> [Required action]:
Using the data below, work out how many lines contain "Dubai", and report only that number.

> [Materials provided]:
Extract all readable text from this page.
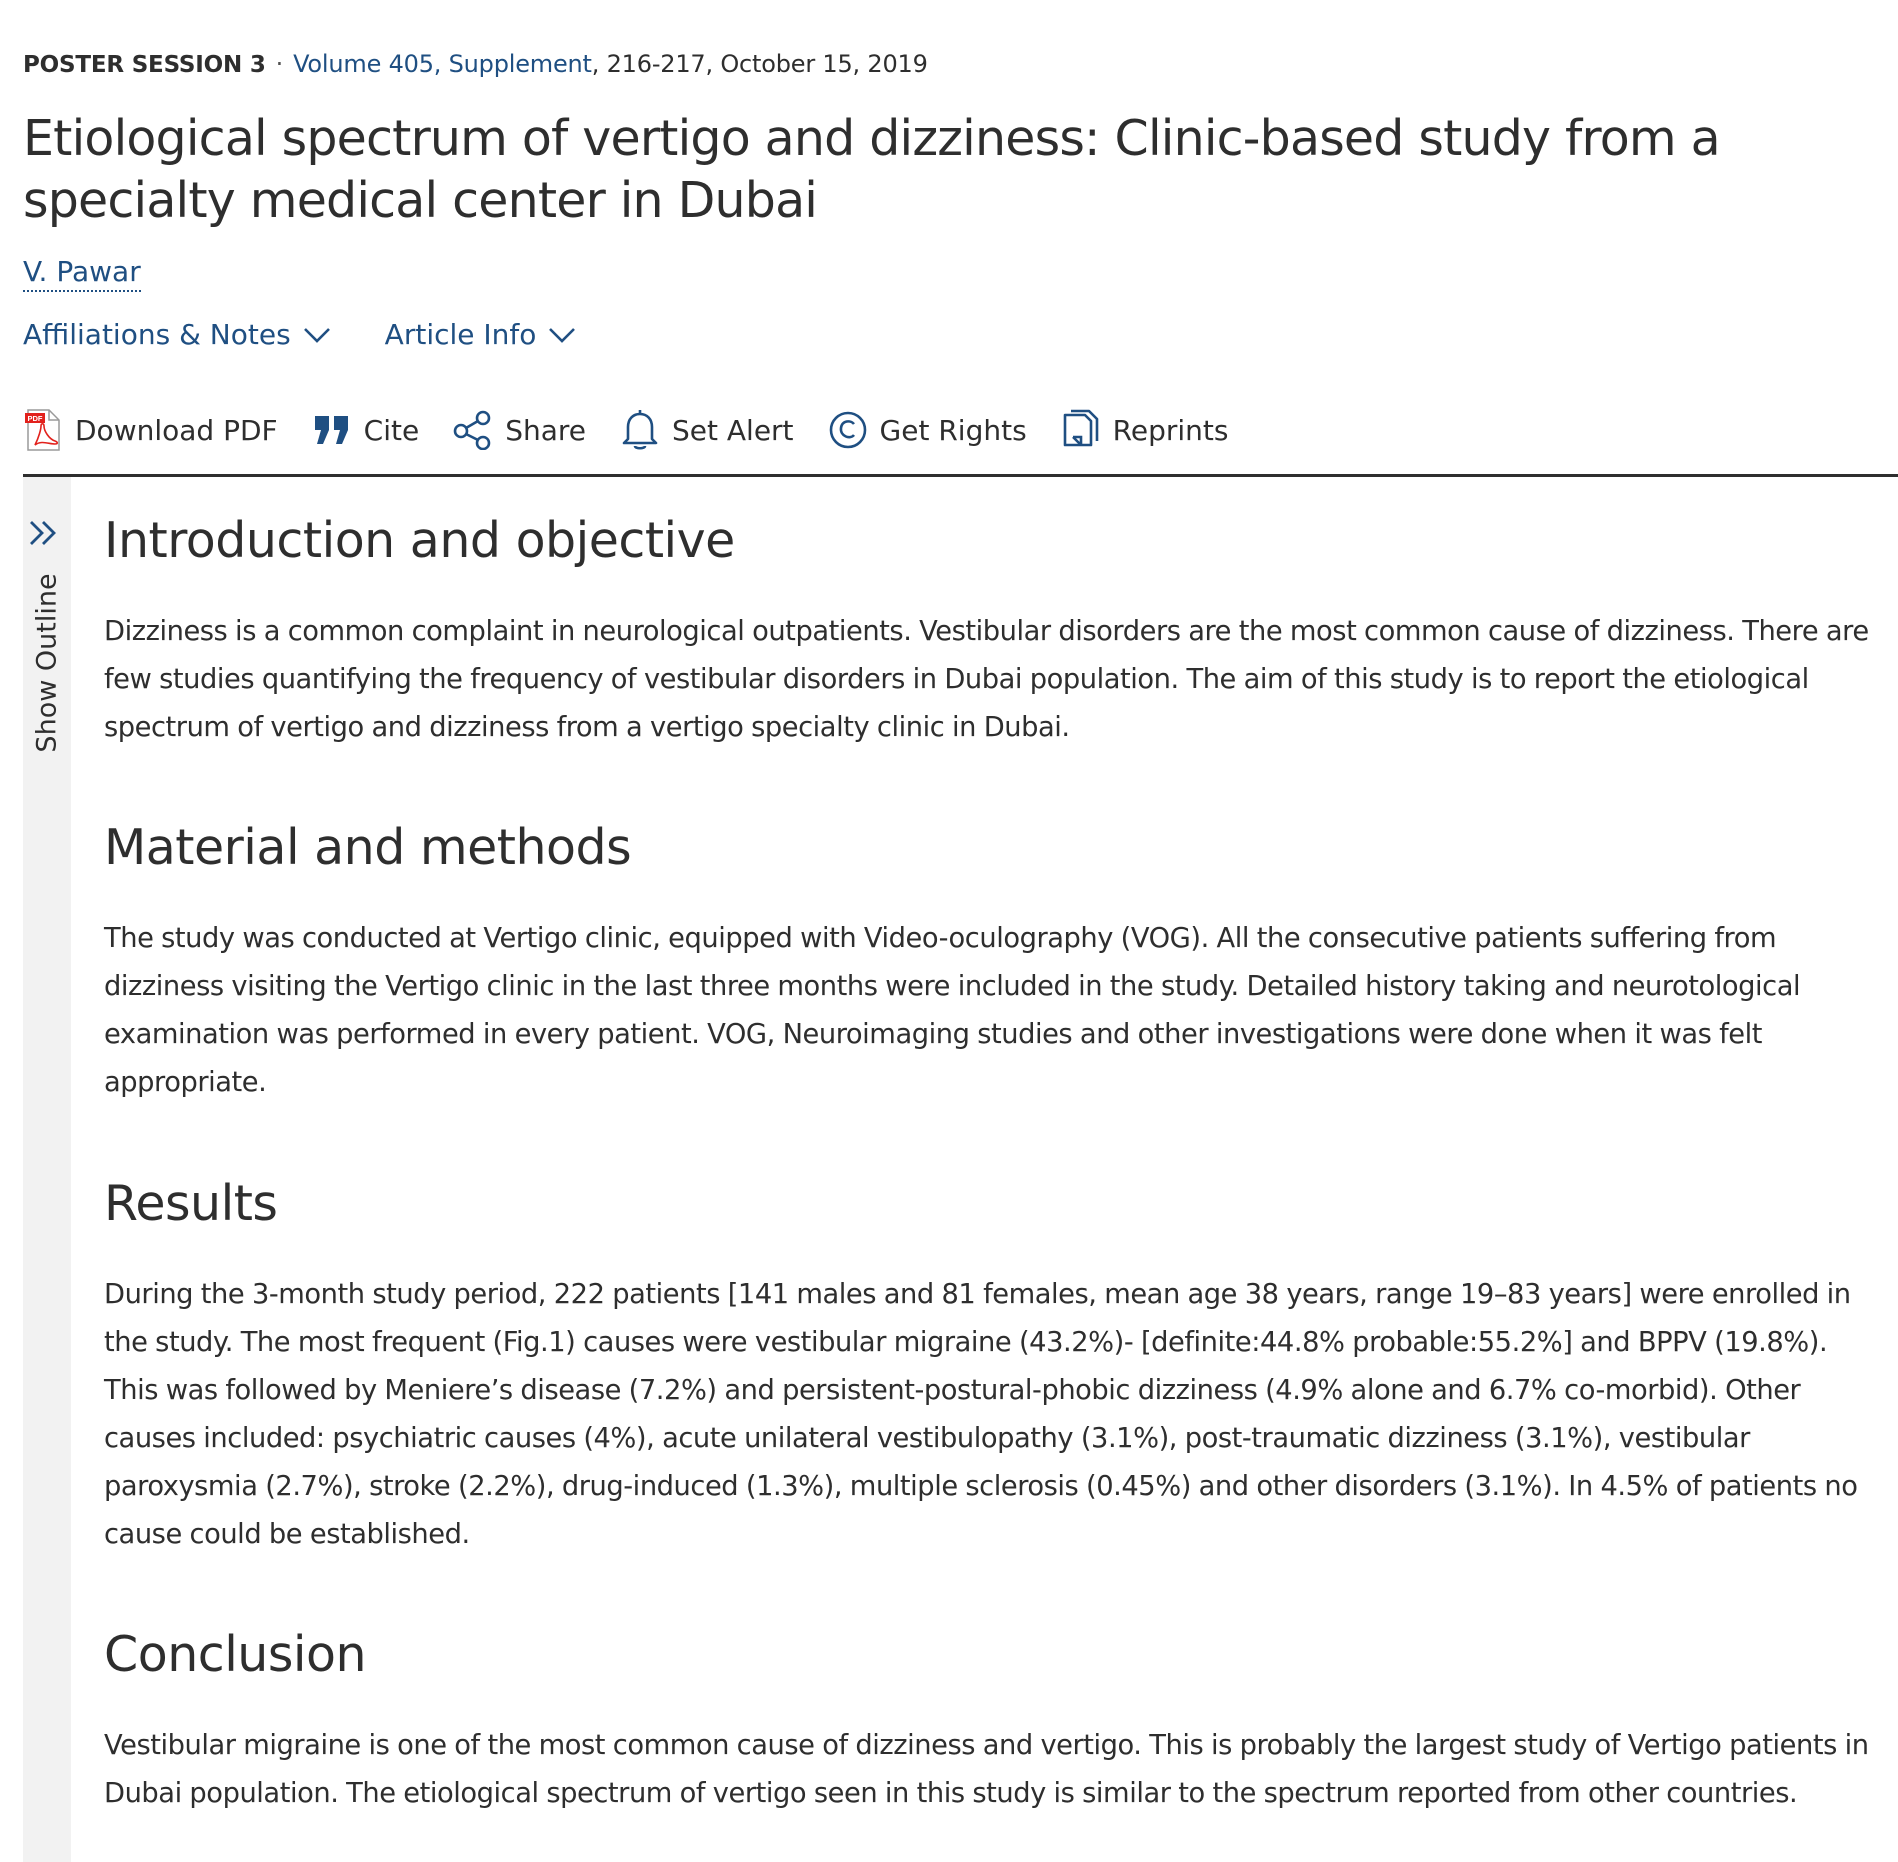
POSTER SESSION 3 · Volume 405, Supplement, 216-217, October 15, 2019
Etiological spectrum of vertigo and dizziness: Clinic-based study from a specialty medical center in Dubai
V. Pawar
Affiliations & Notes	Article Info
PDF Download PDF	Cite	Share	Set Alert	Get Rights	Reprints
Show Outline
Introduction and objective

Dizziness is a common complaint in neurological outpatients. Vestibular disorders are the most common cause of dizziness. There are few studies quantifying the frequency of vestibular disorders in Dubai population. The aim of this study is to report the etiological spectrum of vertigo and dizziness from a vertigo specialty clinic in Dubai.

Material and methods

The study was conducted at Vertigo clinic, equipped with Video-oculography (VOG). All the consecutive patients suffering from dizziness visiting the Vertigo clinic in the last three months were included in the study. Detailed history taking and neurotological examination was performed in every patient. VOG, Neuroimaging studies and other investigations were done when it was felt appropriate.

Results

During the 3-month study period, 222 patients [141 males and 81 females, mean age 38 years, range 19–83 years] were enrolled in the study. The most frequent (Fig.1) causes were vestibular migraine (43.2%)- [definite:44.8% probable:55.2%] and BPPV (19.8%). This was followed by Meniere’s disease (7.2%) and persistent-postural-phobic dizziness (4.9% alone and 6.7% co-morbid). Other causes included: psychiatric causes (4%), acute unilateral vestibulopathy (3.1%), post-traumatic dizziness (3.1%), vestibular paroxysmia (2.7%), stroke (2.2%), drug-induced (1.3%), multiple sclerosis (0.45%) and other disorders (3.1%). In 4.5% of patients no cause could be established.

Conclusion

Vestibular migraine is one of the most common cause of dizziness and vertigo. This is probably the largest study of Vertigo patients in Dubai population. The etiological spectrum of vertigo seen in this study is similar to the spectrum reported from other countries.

> [Final answer]:
3